WORK REQUEST =
Report all lines of the records that contain "text".

Transcription dataset entries:
########

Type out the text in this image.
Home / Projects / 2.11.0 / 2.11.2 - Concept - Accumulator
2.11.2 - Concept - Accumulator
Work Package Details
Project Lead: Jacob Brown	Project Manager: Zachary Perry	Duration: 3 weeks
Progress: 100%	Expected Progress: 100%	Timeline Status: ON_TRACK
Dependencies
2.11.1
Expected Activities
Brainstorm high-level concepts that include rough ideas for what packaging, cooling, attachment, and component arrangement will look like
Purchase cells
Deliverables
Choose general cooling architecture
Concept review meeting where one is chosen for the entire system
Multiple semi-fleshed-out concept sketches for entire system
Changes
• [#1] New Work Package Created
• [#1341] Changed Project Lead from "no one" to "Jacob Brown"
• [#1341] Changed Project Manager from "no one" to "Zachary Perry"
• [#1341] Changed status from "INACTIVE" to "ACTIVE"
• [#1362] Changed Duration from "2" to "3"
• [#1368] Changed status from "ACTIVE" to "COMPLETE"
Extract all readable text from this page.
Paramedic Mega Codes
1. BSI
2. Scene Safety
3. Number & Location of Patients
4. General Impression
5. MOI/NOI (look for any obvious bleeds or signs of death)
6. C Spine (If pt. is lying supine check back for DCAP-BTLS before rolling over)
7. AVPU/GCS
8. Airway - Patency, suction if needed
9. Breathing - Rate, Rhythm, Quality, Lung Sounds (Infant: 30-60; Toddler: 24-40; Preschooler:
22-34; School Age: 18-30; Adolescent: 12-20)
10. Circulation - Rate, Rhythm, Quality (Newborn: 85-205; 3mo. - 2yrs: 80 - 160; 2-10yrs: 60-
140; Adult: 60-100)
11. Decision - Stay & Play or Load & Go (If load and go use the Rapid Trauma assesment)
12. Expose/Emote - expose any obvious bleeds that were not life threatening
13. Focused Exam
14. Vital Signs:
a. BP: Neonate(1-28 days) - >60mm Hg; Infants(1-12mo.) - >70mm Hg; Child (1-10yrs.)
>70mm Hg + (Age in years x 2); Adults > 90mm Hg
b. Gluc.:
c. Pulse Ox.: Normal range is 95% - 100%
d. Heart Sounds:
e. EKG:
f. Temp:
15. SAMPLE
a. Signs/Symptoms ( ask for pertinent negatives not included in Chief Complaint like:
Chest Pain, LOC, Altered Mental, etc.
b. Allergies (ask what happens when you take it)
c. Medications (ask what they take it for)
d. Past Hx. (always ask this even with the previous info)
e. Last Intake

########

ANSWER BOX =
Type out the text in this image.
Extract all readable text from this page.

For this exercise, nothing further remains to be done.